== Source data ==
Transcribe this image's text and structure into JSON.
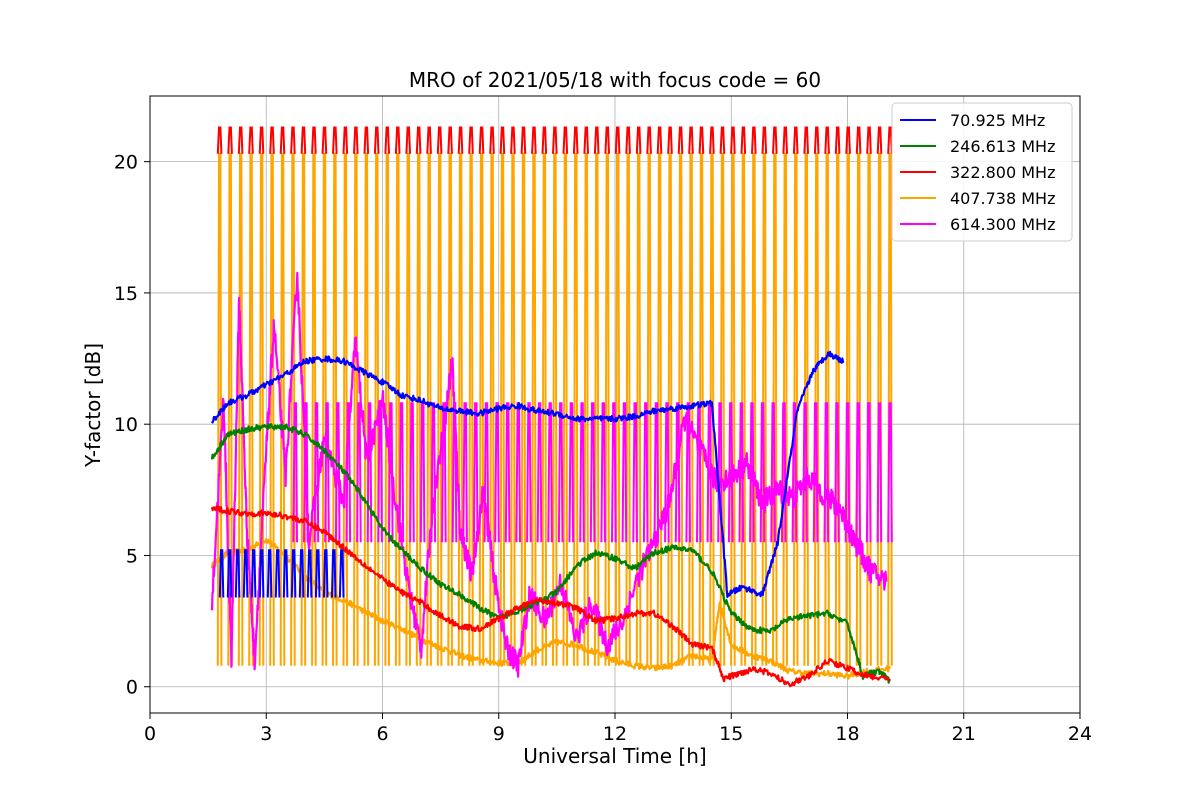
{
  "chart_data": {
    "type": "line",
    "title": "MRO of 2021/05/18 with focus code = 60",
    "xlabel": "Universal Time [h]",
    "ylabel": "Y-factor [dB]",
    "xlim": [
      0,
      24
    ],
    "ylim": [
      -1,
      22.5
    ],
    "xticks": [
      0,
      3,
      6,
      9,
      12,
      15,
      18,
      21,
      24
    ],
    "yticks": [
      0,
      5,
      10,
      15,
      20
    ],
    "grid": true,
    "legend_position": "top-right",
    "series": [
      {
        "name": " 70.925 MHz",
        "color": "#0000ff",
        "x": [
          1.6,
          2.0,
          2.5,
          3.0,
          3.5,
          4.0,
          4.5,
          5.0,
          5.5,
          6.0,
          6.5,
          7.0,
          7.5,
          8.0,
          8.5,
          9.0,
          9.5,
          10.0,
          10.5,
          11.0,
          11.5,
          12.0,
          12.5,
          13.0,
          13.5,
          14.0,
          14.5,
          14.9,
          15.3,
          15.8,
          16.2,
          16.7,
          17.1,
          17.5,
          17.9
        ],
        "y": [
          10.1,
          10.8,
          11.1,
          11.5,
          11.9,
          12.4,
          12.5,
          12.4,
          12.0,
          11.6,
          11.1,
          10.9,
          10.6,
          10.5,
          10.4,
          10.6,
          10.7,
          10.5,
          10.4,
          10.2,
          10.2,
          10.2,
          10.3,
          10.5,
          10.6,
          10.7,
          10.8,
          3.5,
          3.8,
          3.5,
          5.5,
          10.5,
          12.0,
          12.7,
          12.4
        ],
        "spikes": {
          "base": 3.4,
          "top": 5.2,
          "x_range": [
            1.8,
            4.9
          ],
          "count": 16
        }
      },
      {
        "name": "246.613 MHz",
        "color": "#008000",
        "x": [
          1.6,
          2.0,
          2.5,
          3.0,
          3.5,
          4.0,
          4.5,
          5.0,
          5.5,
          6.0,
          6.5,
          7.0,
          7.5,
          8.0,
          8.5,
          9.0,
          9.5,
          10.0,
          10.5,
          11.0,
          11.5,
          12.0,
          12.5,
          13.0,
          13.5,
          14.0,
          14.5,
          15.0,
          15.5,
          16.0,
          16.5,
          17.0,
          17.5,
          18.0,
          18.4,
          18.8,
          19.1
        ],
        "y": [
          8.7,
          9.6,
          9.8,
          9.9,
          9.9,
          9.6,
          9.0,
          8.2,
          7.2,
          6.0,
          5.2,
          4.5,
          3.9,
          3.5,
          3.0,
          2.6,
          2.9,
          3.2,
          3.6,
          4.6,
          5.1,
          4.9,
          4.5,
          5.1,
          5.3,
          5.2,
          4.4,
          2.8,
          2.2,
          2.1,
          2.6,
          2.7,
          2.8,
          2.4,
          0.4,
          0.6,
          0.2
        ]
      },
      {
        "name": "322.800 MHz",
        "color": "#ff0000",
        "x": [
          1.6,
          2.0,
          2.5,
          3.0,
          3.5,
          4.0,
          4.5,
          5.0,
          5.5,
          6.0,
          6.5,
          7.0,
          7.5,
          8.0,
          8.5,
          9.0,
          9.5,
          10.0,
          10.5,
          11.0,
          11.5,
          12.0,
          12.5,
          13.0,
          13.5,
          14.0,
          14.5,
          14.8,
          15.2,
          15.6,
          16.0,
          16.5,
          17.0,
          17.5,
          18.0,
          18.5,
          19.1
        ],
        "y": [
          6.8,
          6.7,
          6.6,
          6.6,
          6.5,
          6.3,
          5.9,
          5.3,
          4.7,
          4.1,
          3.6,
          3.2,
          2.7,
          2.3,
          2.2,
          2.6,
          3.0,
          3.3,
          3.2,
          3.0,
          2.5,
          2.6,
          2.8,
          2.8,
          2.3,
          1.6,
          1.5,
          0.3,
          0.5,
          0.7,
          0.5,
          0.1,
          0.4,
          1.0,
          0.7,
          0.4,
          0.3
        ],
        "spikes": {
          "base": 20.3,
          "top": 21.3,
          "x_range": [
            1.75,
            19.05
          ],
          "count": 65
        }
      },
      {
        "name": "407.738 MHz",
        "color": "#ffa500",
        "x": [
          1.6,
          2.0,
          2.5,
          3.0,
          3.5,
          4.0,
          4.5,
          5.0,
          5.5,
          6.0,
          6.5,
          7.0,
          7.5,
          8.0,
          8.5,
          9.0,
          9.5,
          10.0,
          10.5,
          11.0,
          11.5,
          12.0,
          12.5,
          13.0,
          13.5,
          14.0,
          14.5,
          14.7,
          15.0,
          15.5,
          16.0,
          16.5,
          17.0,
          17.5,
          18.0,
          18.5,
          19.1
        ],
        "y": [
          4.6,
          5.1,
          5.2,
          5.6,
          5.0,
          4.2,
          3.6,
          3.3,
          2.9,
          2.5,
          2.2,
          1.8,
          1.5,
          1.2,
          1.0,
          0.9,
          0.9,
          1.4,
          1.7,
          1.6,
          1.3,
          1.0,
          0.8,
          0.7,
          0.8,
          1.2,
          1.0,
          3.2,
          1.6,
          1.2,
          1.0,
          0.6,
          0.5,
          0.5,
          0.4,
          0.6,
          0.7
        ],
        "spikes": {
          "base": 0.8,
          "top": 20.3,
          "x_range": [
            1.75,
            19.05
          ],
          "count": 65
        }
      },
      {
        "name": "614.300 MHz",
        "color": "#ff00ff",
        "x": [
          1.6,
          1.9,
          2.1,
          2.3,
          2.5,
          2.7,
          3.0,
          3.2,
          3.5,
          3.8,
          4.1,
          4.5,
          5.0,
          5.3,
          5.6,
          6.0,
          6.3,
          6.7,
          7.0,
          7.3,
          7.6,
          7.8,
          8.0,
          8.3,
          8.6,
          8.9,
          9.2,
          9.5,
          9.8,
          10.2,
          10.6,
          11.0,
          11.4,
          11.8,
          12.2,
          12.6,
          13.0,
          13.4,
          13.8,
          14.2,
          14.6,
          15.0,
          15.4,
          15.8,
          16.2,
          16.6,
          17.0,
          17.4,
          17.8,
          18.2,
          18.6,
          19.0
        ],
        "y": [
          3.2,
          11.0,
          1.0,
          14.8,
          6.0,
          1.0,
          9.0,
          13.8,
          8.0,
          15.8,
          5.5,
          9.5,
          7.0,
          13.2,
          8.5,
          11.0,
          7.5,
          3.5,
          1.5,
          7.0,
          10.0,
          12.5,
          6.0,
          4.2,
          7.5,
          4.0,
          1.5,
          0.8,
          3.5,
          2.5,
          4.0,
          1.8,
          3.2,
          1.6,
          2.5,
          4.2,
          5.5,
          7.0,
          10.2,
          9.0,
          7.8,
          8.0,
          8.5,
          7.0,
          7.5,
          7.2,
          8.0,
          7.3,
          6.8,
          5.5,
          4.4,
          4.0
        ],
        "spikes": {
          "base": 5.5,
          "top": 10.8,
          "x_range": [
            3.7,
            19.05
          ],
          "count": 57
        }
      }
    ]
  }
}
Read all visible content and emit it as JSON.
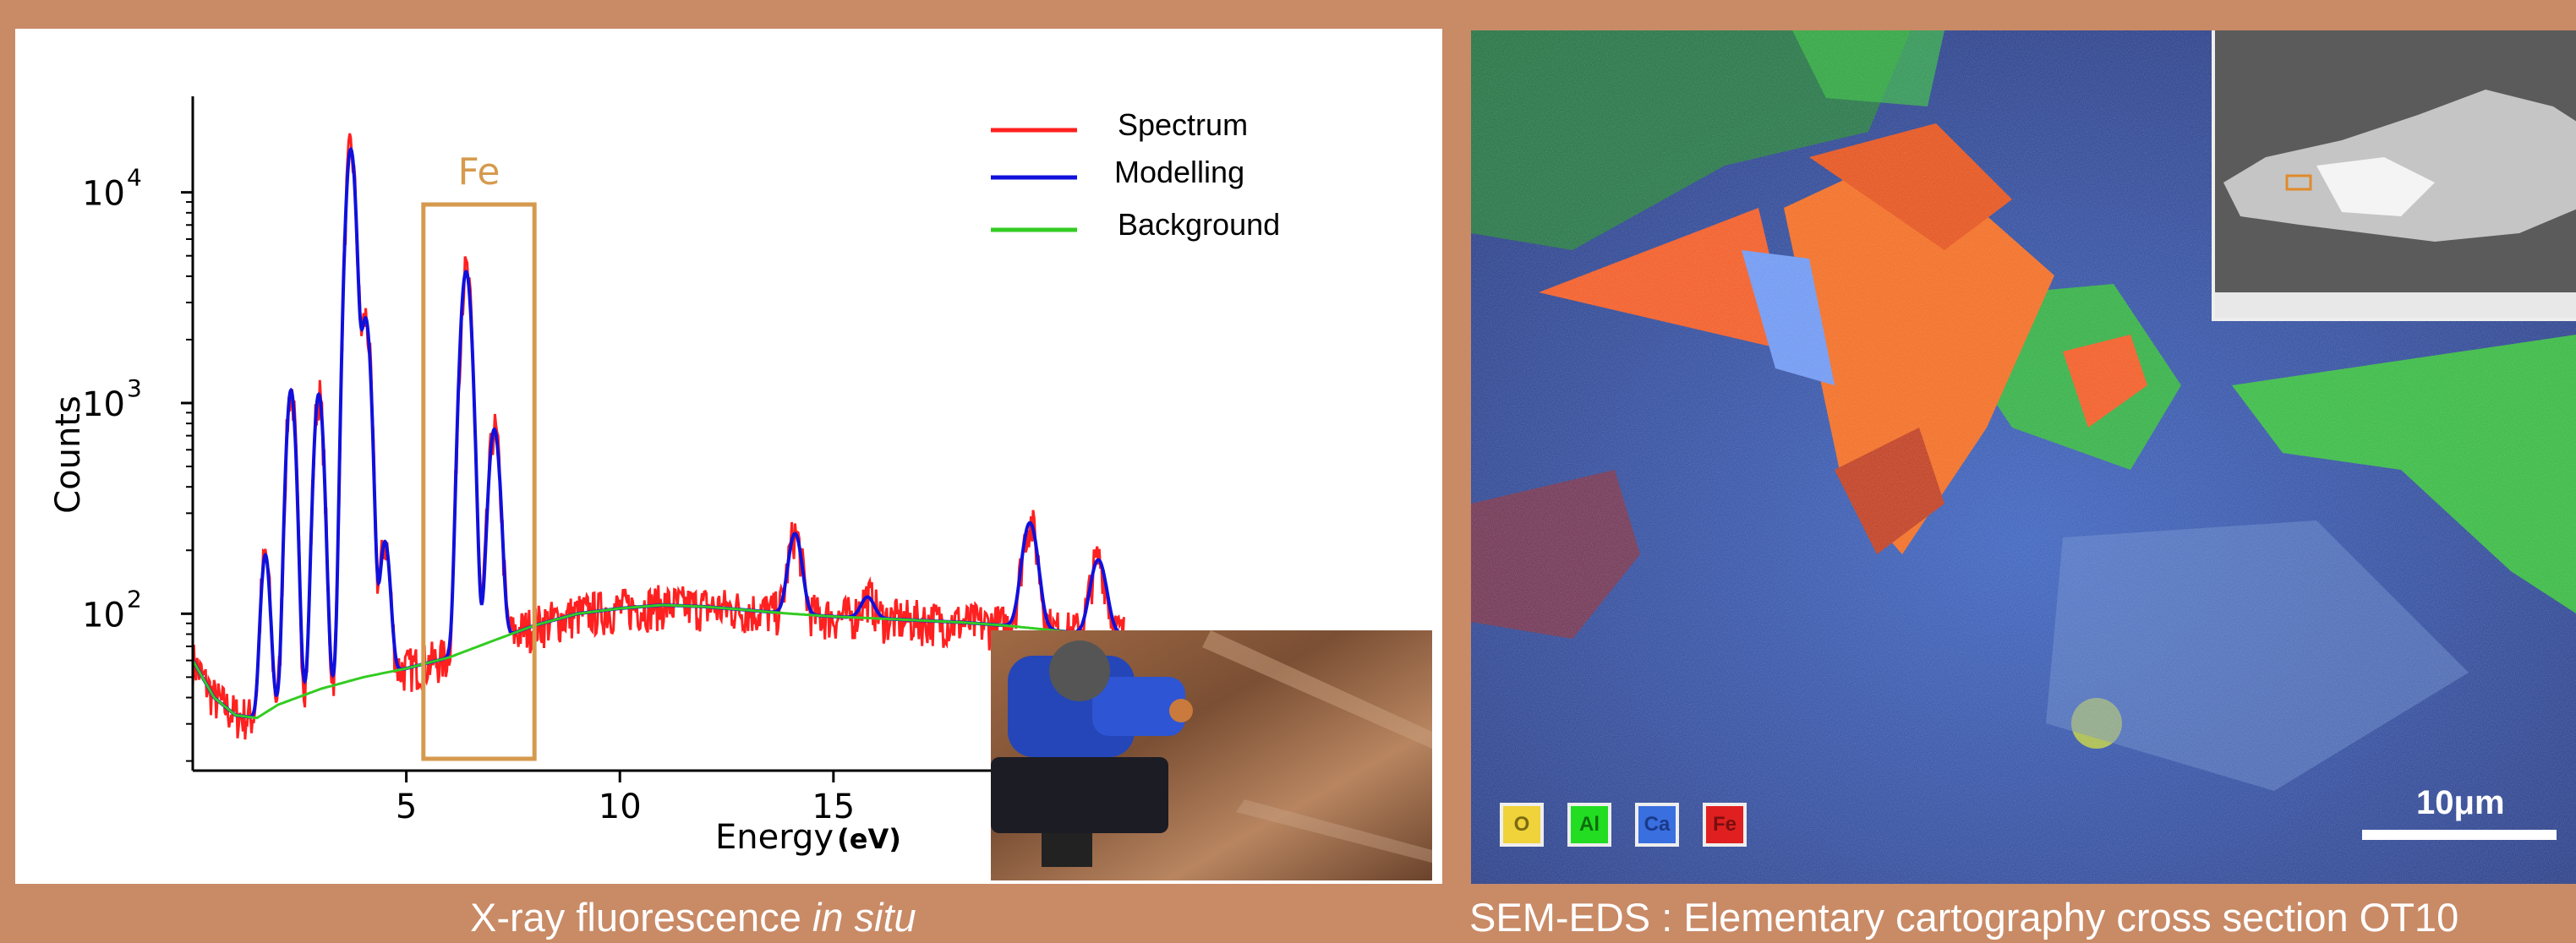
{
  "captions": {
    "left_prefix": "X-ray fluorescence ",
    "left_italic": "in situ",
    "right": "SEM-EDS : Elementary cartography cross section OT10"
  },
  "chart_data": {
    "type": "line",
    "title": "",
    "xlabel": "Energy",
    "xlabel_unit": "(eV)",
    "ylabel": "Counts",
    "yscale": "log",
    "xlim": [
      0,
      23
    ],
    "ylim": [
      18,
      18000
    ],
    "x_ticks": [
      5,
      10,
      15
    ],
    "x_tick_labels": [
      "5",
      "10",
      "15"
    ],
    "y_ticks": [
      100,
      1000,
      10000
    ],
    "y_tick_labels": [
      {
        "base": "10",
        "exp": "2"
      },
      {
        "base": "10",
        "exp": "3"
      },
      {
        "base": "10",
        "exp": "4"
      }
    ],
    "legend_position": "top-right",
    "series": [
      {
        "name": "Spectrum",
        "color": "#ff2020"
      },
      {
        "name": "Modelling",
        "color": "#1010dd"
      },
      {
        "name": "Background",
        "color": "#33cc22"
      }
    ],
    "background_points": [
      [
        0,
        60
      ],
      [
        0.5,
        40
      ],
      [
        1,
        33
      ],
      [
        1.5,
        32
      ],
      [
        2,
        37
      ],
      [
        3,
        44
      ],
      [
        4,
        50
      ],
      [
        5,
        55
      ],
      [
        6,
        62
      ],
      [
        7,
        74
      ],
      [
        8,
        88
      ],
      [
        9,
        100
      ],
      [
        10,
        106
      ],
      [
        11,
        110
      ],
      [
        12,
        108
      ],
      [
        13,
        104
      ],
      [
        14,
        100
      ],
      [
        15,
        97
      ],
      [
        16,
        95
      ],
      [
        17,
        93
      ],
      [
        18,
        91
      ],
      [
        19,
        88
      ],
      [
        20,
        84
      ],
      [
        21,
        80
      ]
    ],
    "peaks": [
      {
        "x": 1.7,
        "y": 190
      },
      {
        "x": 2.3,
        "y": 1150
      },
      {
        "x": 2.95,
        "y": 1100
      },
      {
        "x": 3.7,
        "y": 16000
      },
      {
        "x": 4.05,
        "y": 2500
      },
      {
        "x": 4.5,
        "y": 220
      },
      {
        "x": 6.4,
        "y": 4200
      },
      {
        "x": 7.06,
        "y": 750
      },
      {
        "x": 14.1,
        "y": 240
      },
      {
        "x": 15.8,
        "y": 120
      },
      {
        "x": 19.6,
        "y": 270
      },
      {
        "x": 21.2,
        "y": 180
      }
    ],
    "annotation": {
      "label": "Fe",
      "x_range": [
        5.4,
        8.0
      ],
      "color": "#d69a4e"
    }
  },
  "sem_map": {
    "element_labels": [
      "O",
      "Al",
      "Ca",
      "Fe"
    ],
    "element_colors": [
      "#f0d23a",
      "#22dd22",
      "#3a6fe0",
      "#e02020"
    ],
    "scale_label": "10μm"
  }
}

== STATED TASK ==
List all lines from the entries that include the word "name".

== TASK RESPONSE ==
        "name": " 70.925 MHz",
        "name": "246.613 MHz",
        "name": "322.800 MHz",
        "name": "407.738 MHz",
        "name": "614.300 MHz",
        "name": "Spectrum",
        "name": "Modelling",
        "name": "Background",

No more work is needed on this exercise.